▶ **What you are asked to do**:
From the line containing "Read this page and output its text content." down to the last line of the listing, quote everything word for word, and nothing else, keeping pictures out.

Stored entries
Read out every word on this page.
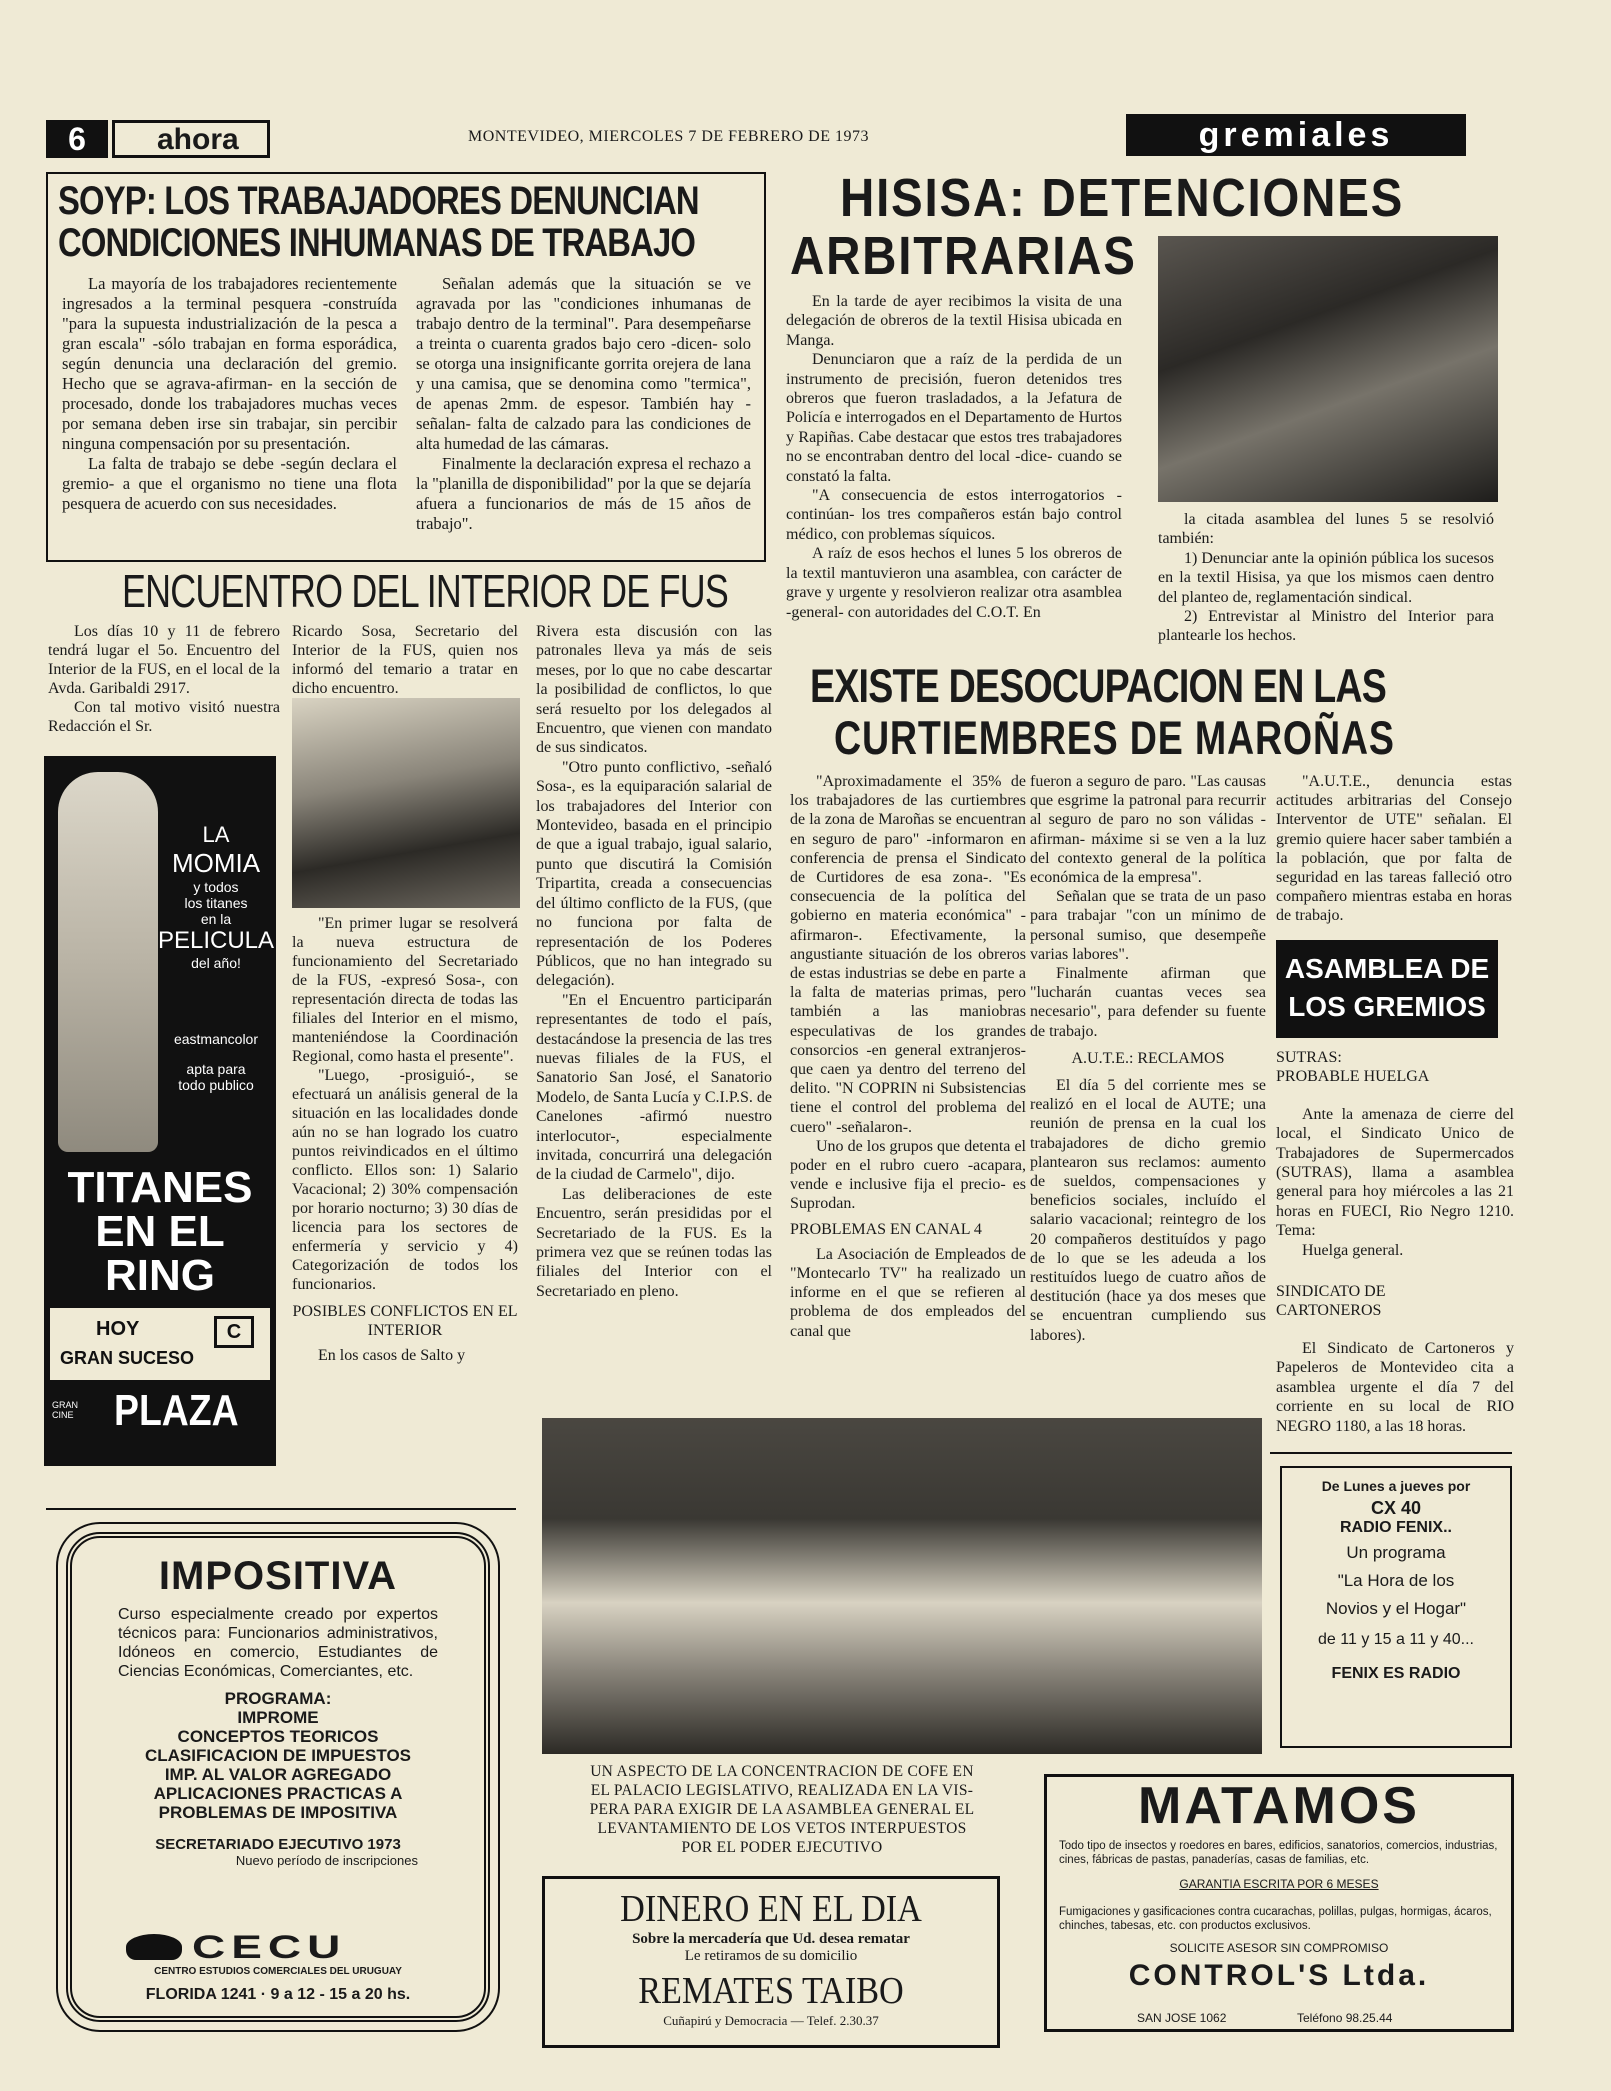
6	ahora	MONTEVIDEO, MIERCOLES 7 DE FEBRERO DE 1973	gremiales
SOYP: LOS TRABAJADORES DENUNCIAN
CONDICIONES INHUMANAS DE TRABAJO

La mayoría de los trabajadores recientemente ingresados a la terminal pesquera -construída "para la supuesta industrialización de la pesca a gran escala" -sólo trabajan en forma esporádica, según denuncia una declaración del gremio. Hecho que se agrava-afirman- en la sección de procesado, donde los trabajadores muchas veces por semana deben irse sin trabajar, sin percibir ninguna compensación por su presentación.

La falta de trabajo se debe -según declara el gremio- a que el organismo no tiene una flota pesquera de acuerdo con sus necesidades.

Señalan además que la situación se ve agravada por las "condiciones inhumanas de trabajo dentro de la terminal". Para desempeñarse a treinta o cuarenta grados bajo cero -dicen- solo se otorga una insignificante gorrita orejera de lana y una camisa, que se denomina como "termica", de apenas 2mm. de espesor. También hay -señalan- falta de calzado para las condiciones de alta humedad de las cámaras.

Finalmente la declaración expresa el rechazo a la "planilla de disponibilidad" por la que se dejaría afuera a funcionarios de más de 15 años de trabajo".

HISISA: DETENCIONES
ARBITRARIAS

En la tarde de ayer recibimos la visita de una delegación de obreros de la textil Hisisa ubicada en Manga.

Denunciaron que a raíz de la perdida de un instrumento de precisión, fueron detenidos tres obreros que fueron trasladados, a la Jefatura de Policía e interrogados en el Departamento de Hurtos y Rapiñas. Cabe destacar que estos tres trabajadores no se encontraban dentro del local -dice- cuando se constató la falta.

"A consecuencia de estos interrogatorios -continúan- los tres compañeros están bajo control médico, con problemas síquicos.

A raíz de esos hechos el lunes 5 los obreros de la textil mantuvieron una asamblea, con carácter de grave y urgente y resolvieron realizar otra asamblea -general- con autoridades del C.O.T. En

la citada asamblea del lunes 5 se resolvió también:

1) Denunciar ante la opinión pública los sucesos en la textil Hisisa, ya que los mismos caen dentro del planteo de, reglamentación sindical.

2) Entrevistar al Ministro del Interior para plantearle los hechos.

ENCUENTRO DEL INTERIOR DE FUS

Los días 10 y 11 de febrero tendrá lugar el 5o. Encuentro del Interior de la FUS, en el local de la Avda. Garibaldi 2917.

Con tal motivo visitó nuestra Redacción el Sr.

Ricardo Sosa, Secretario del Interior de la FUS, quien nos informó del temario a tratar en dicho encuentro.

"En primer lugar se resolverá la nueva estructura de funcionamiento del Secretariado de la FUS, -expresó Sosa-, con representación directa de todas las filiales del Interior en el mismo, manteniéndose la Coordinación Regional, como hasta el presente".

"Luego, -prosiguió-, se efectuará un análisis general de la situación en las localidades donde aún no se han logrado los cuatro puntos reivindicados en el último conflicto. Ellos son: 1) Salario Vacacional; 2) 30% compensación por horario nocturno; 3) 30 días de licencia para los sectores de enfermería y servicio y 4) Categorización de todos los funcionarios.

POSIBLES CONFLICTOS EN EL INTERIOR

En los casos de Salto y

Rivera esta discusión con las patronales lleva ya más de seis meses, por lo que no cabe descartar la posibilidad de conflictos, lo que será resuelto por los delegados al Encuentro, que vienen con mandato de sus sindicatos.

"Otro punto conflictivo, -señaló Sosa-, es la equiparación salarial de los trabajadores del Interior con Montevideo, basada en el principio de que a igual trabajo, igual salario, punto que discutirá la Comisión Tripartita, creada a consecuencias del último conflicto de la FUS, (que no funciona por falta de representación de los Poderes Públicos, que no han integrado su delegación).

"En el Encuentro participarán representantes de todo el país, destacándose la presencia de las tres nuevas filiales de la FUS, el Sanatorio San José, el Sanatorio Modelo, de Santa Lucía y C.I.P.S. de Canelones -afirmó nuestro interlocutor-, especialmente invitada, concurrirá una delegación de la ciudad de Carmelo", dijo.

Las deliberaciones de este Encuentro, serán presididas por el Secretariado de la FUS. Es la primera vez que se reúnen todas las filiales del Interior con el Secretariado en pleno.

LA
MOMIA
y todos
los titanes
en la
PELICULA
del año!
eastmancolor
apta para
todo publico
TITANES
EN EL
RING
HOY
GRAN SUCESO
C
GRAN
CINE PLAZA
EXISTE DESOCUPACION EN LAS
CURTIEMBRES DE MAROÑAS

"Aproximadamente el 35% de los trabajadores de las curtiembres de la zona de Maroñas se encuentran en seguro de paro" -informaron en conferencia de prensa el Sindicato de Curtidores de esa zona-. "Es consecuencia de la política del gobierno en materia económica" -afirmaron-. Efectivamente, la angustiante situación de los obreros de estas industrias se debe en parte a la falta de materias primas, pero también a las maniobras especulativas de los grandes consorcios -en general extranjeros- que caen ya dentro del terreno del delito. "N COPRIN ni Subsistencias tiene el control del problema del cuero" -señalaron-.

Uno de los grupos que detenta el poder en el rubro cuero -acapara, vende e inclusive fija el precio- es Suprodan.

PROBLEMAS EN CANAL 4

La Asociación de Empleados de "Montecarlo TV" ha realizado un informe en el que se refieren al problema de dos empleados del canal que

fueron a seguro de paro. "Las causas que esgrime la patronal para recurrir al seguro de paro no son válidas -afirman- máxime si se ven a la luz del contexto general de la política económica de la empresa".

Señalan que se trata de un paso para trabajar "con un mínimo de personal sumiso, que desempeñe varias labores".

Finalmente afirman que "lucharán cuantas veces sea necesario", para defender su fuente de trabajo.

A.U.T.E.: RECLAMOS

El día 5 del corriente mes se realizó en el local de AUTE; una reunión de prensa en la cual los trabajadores de dicho gremio plantearon sus reclamos: aumento de sueldos, compensaciones y beneficios sociales, incluído el salario vacacional; reintegro de los 20 compañeros destituídos y pago de lo que se les adeuda a los restituídos luego de cuatro años de destitución (hace ya dos meses que se encuentran cumpliendo sus labores).

"A.U.T.E., denuncia estas actitudes arbitrarias del Consejo Interventor de UTE" señalan. El gremio quiere hacer saber también a la población, que por falta de seguridad en las tareas falleció otro compañero mientras estaba en horas de trabajo.

ASAMBLEA DE
LOS GREMIOS

SUTRAS:

PROBABLE HUELGA

Ante la amenaza de cierre del local, el Sindicato Unico de Trabajadores de Supermercados (SUTRAS), llama a asamblea general para hoy miércoles a las 21 horas en FUECI, Rio Negro 1210. Tema:

Huelga general.

SINDICATO DE

CARTONEROS

El Sindicato de Cartoneros y Papeleros de Montevideo cita a asamblea urgente el día 7 del corriente en su local de RIO NEGRO 1180, a las 18 horas.

UN ASPECTO DE LA CONCENTRACION DE COFE EN
EL PALACIO LEGISLATIVO, REALIZADA EN LA VIS-
PERA PARA EXIGIR DE LA ASAMBLEA GENERAL EL
LEVANTAMIENTO DE LOS VETOS INTERPUESTOS
POR EL PODER EJECUTIVO
De Lunes a jueves por
CX 40
RADIO FENIX..
Un programa
"La Hora de los
Novios y el Hogar"
de 11 y 15 a 11 y 40...
FENIX ES RADIO
IMPOSITIVA
Curso especialmente creado por expertos técnicos para: Funcionarios administrativos, Idóneos en comercio, Estudiantes de Ciencias Económicas, Comerciantes, etc.
PROGRAMA:
IMPROME
CONCEPTOS TEORICOS
CLASIFICACION DE IMPUESTOS
IMP. AL VALOR AGREGADO
APLICACIONES PRACTICAS A
PROBLEMAS DE IMPOSITIVA
SECRETARIADO EJECUTIVO 1973
Nuevo período de inscripciones
CECU
CENTRO ESTUDIOS COMERCIALES DEL URUGUAY
FLORIDA 1241 · 9 a 12 - 15 a 20 hs.
DINERO EN EL DIA
Sobre la mercadería que Ud. desea rematar
Le retiramos de su domicilio
REMATES TAIBO
Cuñapirú y Democracia — Telef. 2.30.37
MATAMOS
Todo tipo de insectos y roedores en bares, edificios, sanatorios, comercios, industrias, cines, fábricas de pastas, panaderías, casas de familias, etc.
GARANTIA ESCRITA POR 6 MESES
Fumigaciones y gasificaciones contra cucarachas, polillas, pulgas, hormigas, ácaros, chinches, tabesas, etc. con productos exclusivos.
SOLICITE ASESOR SIN COMPROMISO
CONTROL'S Ltda.
SAN JOSE 1062	Teléfono 98.25.44
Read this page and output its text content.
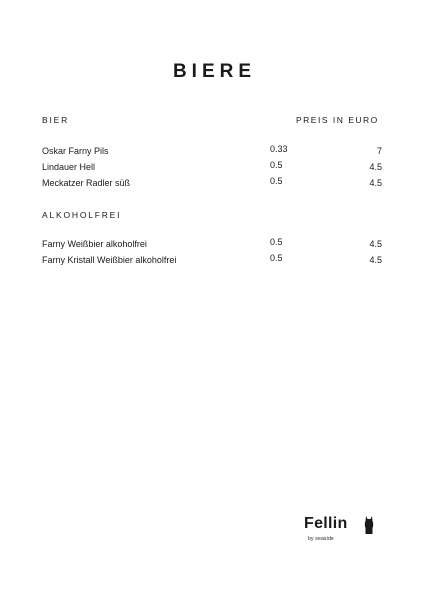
BIERE
BIER	PREIS IN EURO
Oskar Farny Pils	0.33	7
Lindauer Hell	0.5	4.5
Meckatzer Radler süß	0.5	4.5
ALKOHOLFREI
Farny Weißbier alkoholfrei	0.5	4.5
Farny Kristall Weißbier alkoholfrei	0.5	4.5
Fellin
by seaside
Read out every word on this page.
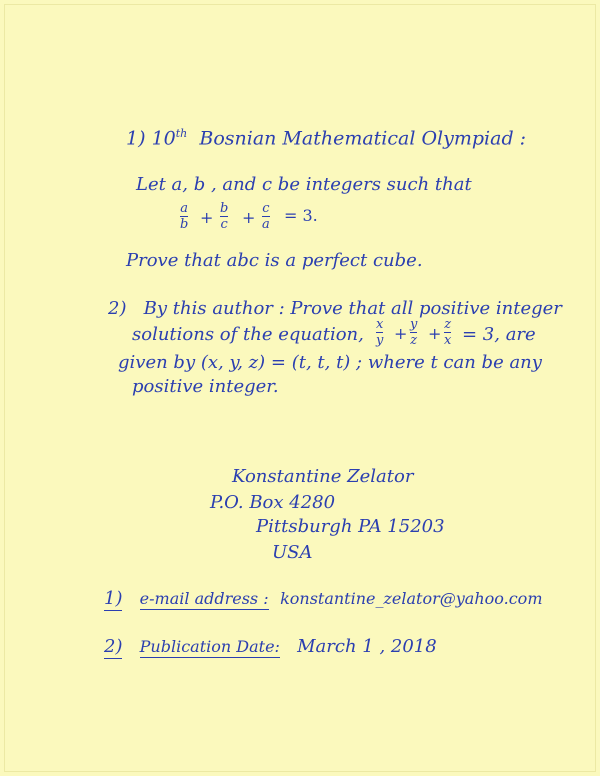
1) 10th Bosnian Mathematical Olympiad :
Let a, b , and c be integers such that
a
b + b
c + c
a = 3.
Prove that abc is a perfect cube.
2) By this author : Prove that all positive integer
solutions of the equation, x
y + y
z + z
x = 3, are
given by (x, y, z) = (t, t, t) ; where t can be any
positive integer.
Konstantine Zelator
P.O. Box 4280
Pittsburgh PA 15203
USA
1) e-mail address : konstantine_zelator@yahoo.com
2) Publication Date: March 1 , 2018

▶ **Output of the task**:
Read this page and output its text content.
BIERE
BIER	PREIS IN EURO
Oskar Farny Pils	0.33	7
Lindauer Hell	0.5	4.5
Meckatzer Radler süß	0.5	4.5
ALKOHOLFREI
Farny Weißbier alkoholfrei	0.5	4.5
Farny Kristall Weißbier alkoholfrei	0.5	4.5
Fellin
by seaside
Read out every word on this page.
1) 10th Bosnian Mathematical Olympiad :
Let a, b , and c be integers such that
a
b + b
c + c
a = 3.
Prove that abc is a perfect cube.
2) By this author : Prove that all positive integer
solutions of the equation, x
y + y
z + z
x = 3, are
given by (x, y, z) = (t, t, t) ; where t can be any
positive integer.
Konstantine Zelator
P.O. Box 4280
Pittsburgh PA 15203
USA
1) e-mail address : konstantine_zelator@yahoo.com
2) Publication Date: March 1 , 2018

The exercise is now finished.